— Begin LISTED RECORDS —

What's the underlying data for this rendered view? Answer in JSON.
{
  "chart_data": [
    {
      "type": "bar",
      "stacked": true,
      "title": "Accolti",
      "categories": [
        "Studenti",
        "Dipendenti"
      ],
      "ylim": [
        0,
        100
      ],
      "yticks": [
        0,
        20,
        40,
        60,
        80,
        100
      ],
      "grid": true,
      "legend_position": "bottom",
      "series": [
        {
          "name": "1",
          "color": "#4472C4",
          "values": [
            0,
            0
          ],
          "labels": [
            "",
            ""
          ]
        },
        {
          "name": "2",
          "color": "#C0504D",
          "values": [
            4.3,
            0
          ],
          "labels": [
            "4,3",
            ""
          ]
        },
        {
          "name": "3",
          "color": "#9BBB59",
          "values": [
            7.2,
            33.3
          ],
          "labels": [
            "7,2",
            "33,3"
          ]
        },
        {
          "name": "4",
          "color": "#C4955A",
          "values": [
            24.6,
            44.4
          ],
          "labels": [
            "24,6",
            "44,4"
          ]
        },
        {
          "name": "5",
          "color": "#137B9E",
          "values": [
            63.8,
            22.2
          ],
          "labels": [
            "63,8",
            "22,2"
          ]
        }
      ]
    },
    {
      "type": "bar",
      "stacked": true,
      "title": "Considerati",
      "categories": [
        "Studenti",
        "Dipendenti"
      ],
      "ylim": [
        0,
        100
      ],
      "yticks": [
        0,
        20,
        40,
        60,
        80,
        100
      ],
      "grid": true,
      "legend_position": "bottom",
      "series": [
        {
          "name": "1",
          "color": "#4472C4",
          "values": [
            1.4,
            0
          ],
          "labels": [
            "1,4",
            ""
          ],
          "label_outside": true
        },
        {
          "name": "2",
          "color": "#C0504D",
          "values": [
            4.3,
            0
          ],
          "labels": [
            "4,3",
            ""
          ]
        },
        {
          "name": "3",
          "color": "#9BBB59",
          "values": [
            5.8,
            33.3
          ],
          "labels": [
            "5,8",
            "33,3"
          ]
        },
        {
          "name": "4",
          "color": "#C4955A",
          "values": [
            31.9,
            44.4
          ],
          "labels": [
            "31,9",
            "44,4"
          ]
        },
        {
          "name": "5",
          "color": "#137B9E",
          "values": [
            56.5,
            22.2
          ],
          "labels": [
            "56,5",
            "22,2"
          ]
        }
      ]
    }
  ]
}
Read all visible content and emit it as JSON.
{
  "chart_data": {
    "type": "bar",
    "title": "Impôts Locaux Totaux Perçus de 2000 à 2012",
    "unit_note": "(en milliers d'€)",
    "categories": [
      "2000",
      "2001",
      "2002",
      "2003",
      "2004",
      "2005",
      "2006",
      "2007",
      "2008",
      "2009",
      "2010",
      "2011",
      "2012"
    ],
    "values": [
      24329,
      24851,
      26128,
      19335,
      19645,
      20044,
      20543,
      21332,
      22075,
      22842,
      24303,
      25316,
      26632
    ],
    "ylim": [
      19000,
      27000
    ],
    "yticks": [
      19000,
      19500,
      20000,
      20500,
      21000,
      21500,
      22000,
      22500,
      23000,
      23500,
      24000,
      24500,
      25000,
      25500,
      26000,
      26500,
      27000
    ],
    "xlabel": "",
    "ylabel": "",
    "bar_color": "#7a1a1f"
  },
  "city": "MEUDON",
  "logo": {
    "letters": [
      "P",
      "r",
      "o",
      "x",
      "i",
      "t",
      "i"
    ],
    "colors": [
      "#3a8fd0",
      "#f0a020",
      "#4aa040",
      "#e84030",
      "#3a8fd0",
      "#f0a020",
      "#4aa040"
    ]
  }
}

— End LISTED RECORDS —

Make an exact copy of the records.

▶ **FINISHED EXERCISE**
What's the underlying data for this rendered view? Answer in JSON.
{
  "chart_data": [
    {
      "type": "bar",
      "stacked": true,
      "title": "Accolti",
      "categories": [
        "Studenti",
        "Dipendenti"
      ],
      "ylim": [
        0,
        100
      ],
      "yticks": [
        0,
        20,
        40,
        60,
        80,
        100
      ],
      "grid": true,
      "legend_position": "bottom",
      "series": [
        {
          "name": "1",
          "color": "#4472C4",
          "values": [
            0,
            0
          ],
          "labels": [
            "",
            ""
          ]
        },
        {
          "name": "2",
          "color": "#C0504D",
          "values": [
            4.3,
            0
          ],
          "labels": [
            "4,3",
            ""
          ]
        },
        {
          "name": "3",
          "color": "#9BBB59",
          "values": [
            7.2,
            33.3
          ],
          "labels": [
            "7,2",
            "33,3"
          ]
        },
        {
          "name": "4",
          "color": "#C4955A",
          "values": [
            24.6,
            44.4
          ],
          "labels": [
            "24,6",
            "44,4"
          ]
        },
        {
          "name": "5",
          "color": "#137B9E",
          "values": [
            63.8,
            22.2
          ],
          "labels": [
            "63,8",
            "22,2"
          ]
        }
      ]
    },
    {
      "type": "bar",
      "stacked": true,
      "title": "Considerati",
      "categories": [
        "Studenti",
        "Dipendenti"
      ],
      "ylim": [
        0,
        100
      ],
      "yticks": [
        0,
        20,
        40,
        60,
        80,
        100
      ],
      "grid": true,
      "legend_position": "bottom",
      "series": [
        {
          "name": "1",
          "color": "#4472C4",
          "values": [
            1.4,
            0
          ],
          "labels": [
            "1,4",
            ""
          ],
          "label_outside": true
        },
        {
          "name": "2",
          "color": "#C0504D",
          "values": [
            4.3,
            0
          ],
          "labels": [
            "4,3",
            ""
          ]
        },
        {
          "name": "3",
          "color": "#9BBB59",
          "values": [
            5.8,
            33.3
          ],
          "labels": [
            "5,8",
            "33,3"
          ]
        },
        {
          "name": "4",
          "color": "#C4955A",
          "values": [
            31.9,
            44.4
          ],
          "labels": [
            "31,9",
            "44,4"
          ]
        },
        {
          "name": "5",
          "color": "#137B9E",
          "values": [
            56.5,
            22.2
          ],
          "labels": [
            "56,5",
            "22,2"
          ]
        }
      ]
    }
  ]
}
Read all visible content and emit it as JSON.
{
  "chart_data": {
    "type": "bar",
    "title": "Impôts Locaux Totaux Perçus de 2000 à 2012",
    "unit_note": "(en milliers d'€)",
    "categories": [
      "2000",
      "2001",
      "2002",
      "2003",
      "2004",
      "2005",
      "2006",
      "2007",
      "2008",
      "2009",
      "2010",
      "2011",
      "2012"
    ],
    "values": [
      24329,
      24851,
      26128,
      19335,
      19645,
      20044,
      20543,
      21332,
      22075,
      22842,
      24303,
      25316,
      26632
    ],
    "ylim": [
      19000,
      27000
    ],
    "yticks": [
      19000,
      19500,
      20000,
      20500,
      21000,
      21500,
      22000,
      22500,
      23000,
      23500,
      24000,
      24500,
      25000,
      25500,
      26000,
      26500,
      27000
    ],
    "xlabel": "",
    "ylabel": "",
    "bar_color": "#7a1a1f"
  },
  "city": "MEUDON",
  "logo": {
    "letters": [
      "P",
      "r",
      "o",
      "x",
      "i",
      "t",
      "i"
    ],
    "colors": [
      "#3a8fd0",
      "#f0a020",
      "#4aa040",
      "#e84030",
      "#3a8fd0",
      "#f0a020",
      "#4aa040"
    ]
  }
}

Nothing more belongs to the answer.